Those of ordinary skill in the art will appreciate that the
physical characteristics of the active ingredient, the size of the
tablet and the requirements of other ingredients will directly
influence its limiting content in the formulation. However,
generally, the active ingredient does not exceed 30% by weight,
preferably from 1 to about 20% by weight, most preferably from 1 to
about 15% by weight based on the total weight of the formulation.
In addition, the authors of the present invention have found that
by incorporating an effervescent component in the formulation of
the invention an improvement of the palatability of the tablets is
obtained, thus providing a pleasant organoleptic sensation.
Therefore, the formulation of the present invention can further
comprise an effervescent component. Suitable effervescent
components that can be used in the formulation of the invention are
a mixture comprising a CO.sub.2 donor and an organic acid. Typical
CO.sub.2 donors include carbonates and bicarbonates such as sodium
bicarbonate, potassium bicarbonate, sodium carbonate and potassium
carbonate. Examples of organic acids include, without limitation,
citric, malic, tartaric, adipic and fumaric acid.
[0053] The pharmaceutical composition of the present invention can
also include other conventional excipients like surfactants,
flavouring agents, lubricants, sweeteners, glidants, antiadherants
and mixtures thereof, which affect the elegancy and performancy of
the orodispersible pharmaceutical compositions. The additional
excipients used in said formulation are present in small amounts,
e.g. generally less than 10%, preferably 5% of the total mass of
the tablet.
[0054] The lubricant is used herein as an additional excipient that
can affect the performance of an orodispersible pharmaceutical
composition. Suitable examples of lubricants include but are not
limited to talc, sodium benzoate, sodium stearyl fumarate (Pruv),
calcium stearate, magnesium stearate, zinc stearate, glyceryl
behenate, stearic acid and glyceryl monostearate. Preferred
lubricant for the composition of the present invention is sodium
stearyl fumarate or magnesium stearate or combination thereof.
Preferably the lubricant(s) of the present invention are used in an
amount of about 0.25 to 5% by weight.

Recorded information -
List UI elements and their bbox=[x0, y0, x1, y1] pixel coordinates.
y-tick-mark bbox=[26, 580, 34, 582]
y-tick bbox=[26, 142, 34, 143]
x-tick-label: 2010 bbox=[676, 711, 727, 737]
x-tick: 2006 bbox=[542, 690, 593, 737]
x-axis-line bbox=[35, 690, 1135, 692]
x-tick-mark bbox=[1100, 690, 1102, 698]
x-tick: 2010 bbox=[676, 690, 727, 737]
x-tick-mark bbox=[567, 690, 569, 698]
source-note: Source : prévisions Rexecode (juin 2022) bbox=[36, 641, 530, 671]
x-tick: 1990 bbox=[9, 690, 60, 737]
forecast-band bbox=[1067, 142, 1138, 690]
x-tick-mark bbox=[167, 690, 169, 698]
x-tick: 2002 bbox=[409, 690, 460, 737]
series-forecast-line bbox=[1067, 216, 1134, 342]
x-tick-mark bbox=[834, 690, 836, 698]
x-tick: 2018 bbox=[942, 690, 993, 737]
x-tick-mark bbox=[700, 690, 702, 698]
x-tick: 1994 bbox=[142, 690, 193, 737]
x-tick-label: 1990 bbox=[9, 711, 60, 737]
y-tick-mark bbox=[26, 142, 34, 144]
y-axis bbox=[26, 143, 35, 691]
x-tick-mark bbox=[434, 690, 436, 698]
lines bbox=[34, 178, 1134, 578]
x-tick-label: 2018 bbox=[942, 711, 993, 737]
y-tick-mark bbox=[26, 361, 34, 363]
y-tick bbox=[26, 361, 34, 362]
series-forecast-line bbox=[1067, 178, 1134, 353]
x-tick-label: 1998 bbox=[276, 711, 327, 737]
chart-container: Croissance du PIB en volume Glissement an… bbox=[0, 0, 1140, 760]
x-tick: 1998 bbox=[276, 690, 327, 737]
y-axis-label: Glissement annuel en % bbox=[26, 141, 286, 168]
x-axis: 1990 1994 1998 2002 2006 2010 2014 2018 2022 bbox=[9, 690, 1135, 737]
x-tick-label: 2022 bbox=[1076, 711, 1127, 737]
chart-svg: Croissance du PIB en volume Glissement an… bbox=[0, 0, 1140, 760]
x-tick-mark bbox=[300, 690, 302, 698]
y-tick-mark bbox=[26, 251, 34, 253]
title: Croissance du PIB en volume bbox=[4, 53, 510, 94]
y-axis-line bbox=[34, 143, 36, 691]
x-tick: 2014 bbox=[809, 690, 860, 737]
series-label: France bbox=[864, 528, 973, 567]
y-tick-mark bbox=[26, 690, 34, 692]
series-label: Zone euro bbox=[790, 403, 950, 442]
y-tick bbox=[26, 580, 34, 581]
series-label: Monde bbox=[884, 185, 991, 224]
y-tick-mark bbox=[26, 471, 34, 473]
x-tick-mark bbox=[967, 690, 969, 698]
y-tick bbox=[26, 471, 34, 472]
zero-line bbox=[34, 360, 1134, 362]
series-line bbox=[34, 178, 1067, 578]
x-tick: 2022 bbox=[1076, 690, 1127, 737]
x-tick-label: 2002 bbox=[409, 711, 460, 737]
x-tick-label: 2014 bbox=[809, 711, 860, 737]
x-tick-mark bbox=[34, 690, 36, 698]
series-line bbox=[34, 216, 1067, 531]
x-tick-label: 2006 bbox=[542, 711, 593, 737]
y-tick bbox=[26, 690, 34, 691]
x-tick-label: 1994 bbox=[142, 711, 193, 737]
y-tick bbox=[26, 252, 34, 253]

Brief 1 -
Say whether each statement agrees with the formulation text, answering yes or no and quoting the words that decide it: (a) the active ingredient generally does not exceed 30% by weight; (b) sodium stearyl fumarate is named as a preferred lubricant; (c) citric acid is given as a typical CO.sub.2 donor.
Brief 2 -
Please print the part of the formulation text starting at "Therefore, the formulation" and ending at "and fumaric acid.".
The rows play no part in this work.

Answer space 1 -
(a) Yes: "generally, the active ingredient does not exceed 30% by weight"
(b) Yes: "Preferred lubricant for the composition of the present invention is sodium stearyl fumarate or magnesium stearate or combination thereof."
(c) No: "Typical CO.sub.2 donors include carbonates and bicarbonates such as sodium bicarbonate, potassium bicarbonate, sodium carbonate and potassium carbonate."

Answer space 2 -
Therefore, the formulation of the present invention can further
comprise an effervescent component. Suitable effervescent
components that can be used in the formulation of the invention are
a mixture comprising a CO.sub.2 donor and an organic acid. Typical
CO.sub.2 donors include carbonates and bicarbonates such as sodium
bicarbonate, potassium bicarbonate, sodium carbonate and potassium
carbonate. Examples of organic acids include, without limitation,
citric, malic, tartaric, adipic and fumaric acid.